● **Excerpted records**:
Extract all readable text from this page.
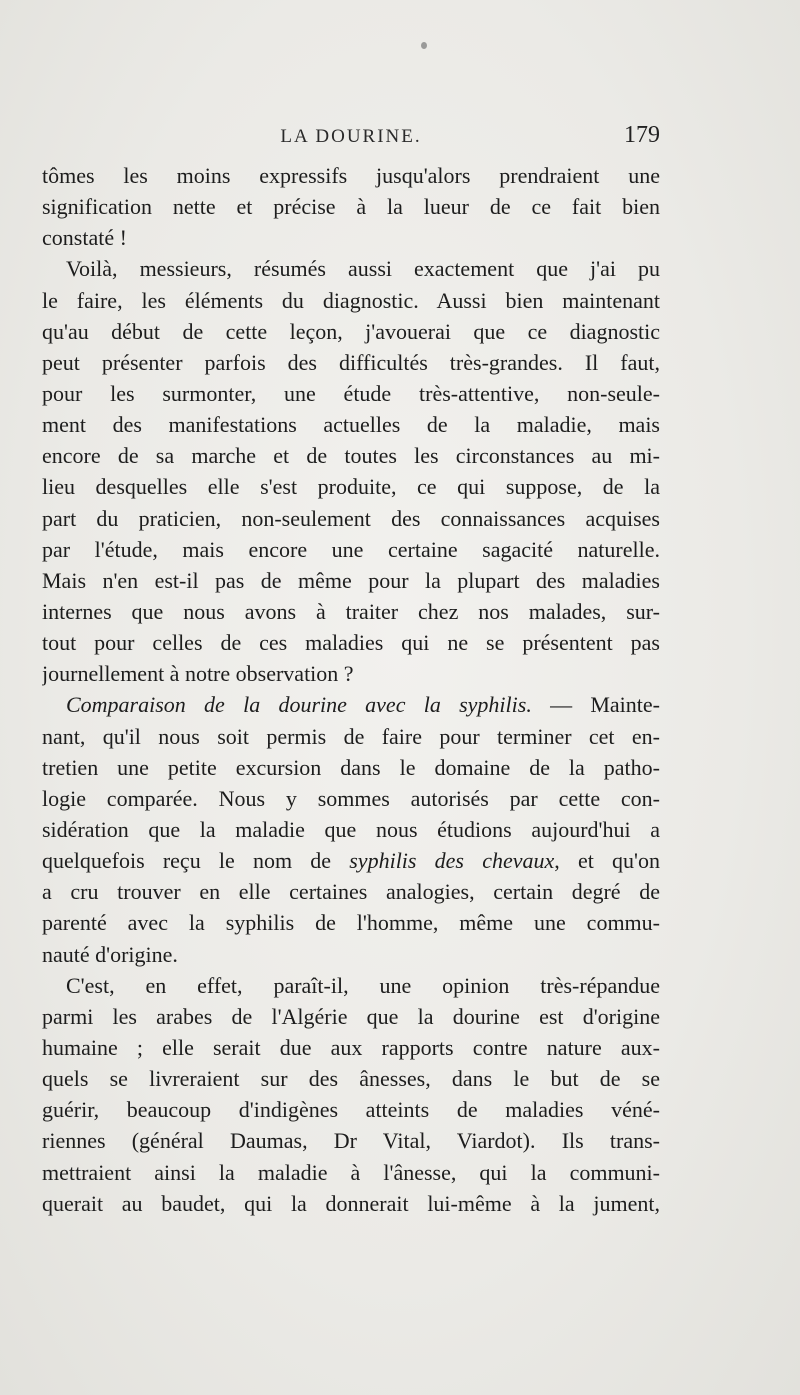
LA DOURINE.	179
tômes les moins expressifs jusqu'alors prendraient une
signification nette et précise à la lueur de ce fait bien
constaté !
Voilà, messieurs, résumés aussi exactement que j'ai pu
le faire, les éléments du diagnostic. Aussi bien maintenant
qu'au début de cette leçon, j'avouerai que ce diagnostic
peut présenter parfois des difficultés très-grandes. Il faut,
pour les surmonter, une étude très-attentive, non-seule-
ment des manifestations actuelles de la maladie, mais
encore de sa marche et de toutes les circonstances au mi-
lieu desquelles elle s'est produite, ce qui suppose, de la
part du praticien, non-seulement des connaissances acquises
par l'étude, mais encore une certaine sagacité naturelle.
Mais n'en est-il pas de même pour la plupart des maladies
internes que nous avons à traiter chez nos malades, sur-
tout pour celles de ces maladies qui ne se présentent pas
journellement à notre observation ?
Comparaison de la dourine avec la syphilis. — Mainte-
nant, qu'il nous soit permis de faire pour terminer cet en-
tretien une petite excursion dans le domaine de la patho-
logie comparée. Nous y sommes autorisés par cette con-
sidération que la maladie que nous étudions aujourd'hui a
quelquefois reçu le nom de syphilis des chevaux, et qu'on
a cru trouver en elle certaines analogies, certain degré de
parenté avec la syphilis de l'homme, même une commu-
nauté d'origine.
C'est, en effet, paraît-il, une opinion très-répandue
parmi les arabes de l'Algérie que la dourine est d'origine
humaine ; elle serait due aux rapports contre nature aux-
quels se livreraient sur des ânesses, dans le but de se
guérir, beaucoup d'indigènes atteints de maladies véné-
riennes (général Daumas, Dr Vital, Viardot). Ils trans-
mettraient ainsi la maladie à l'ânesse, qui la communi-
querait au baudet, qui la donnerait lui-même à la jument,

● **The task**: Return each line exactly as written. Any picture gets left out.

● **Exercise output**:
Extract all readable text from this page.
LA DOURINE.	179
tômes les moins expressifs jusqu'alors prendraient une
signification nette et précise à la lueur de ce fait bien
constaté !
Voilà, messieurs, résumés aussi exactement que j'ai pu
le faire, les éléments du diagnostic. Aussi bien maintenant
qu'au début de cette leçon, j'avouerai que ce diagnostic
peut présenter parfois des difficultés très-grandes. Il faut,
pour les surmonter, une étude très-attentive, non-seule-
ment des manifestations actuelles de la maladie, mais
encore de sa marche et de toutes les circonstances au mi-
lieu desquelles elle s'est produite, ce qui suppose, de la
part du praticien, non-seulement des connaissances acquises
par l'étude, mais encore une certaine sagacité naturelle.
Mais n'en est-il pas de même pour la plupart des maladies
internes que nous avons à traiter chez nos malades, sur-
tout pour celles de ces maladies qui ne se présentent pas
journellement à notre observation ?
Comparaison de la dourine avec la syphilis. — Mainte-
nant, qu'il nous soit permis de faire pour terminer cet en-
tretien une petite excursion dans le domaine de la patho-
logie comparée. Nous y sommes autorisés par cette con-
sidération que la maladie que nous étudions aujourd'hui a
quelquefois reçu le nom de syphilis des chevaux, et qu'on
a cru trouver en elle certaines analogies, certain degré de
parenté avec la syphilis de l'homme, même une commu-
nauté d'origine.
C'est, en effet, paraît-il, une opinion très-répandue
parmi les arabes de l'Algérie que la dourine est d'origine
humaine ; elle serait due aux rapports contre nature aux-
quels se livreraient sur des ânesses, dans le but de se
guérir, beaucoup d'indigènes atteints de maladies véné-
riennes (général Daumas, Dr Vital, Viardot). Ils trans-
mettraient ainsi la maladie à l'ânesse, qui la communi-
querait au baudet, qui la donnerait lui-même à la jument,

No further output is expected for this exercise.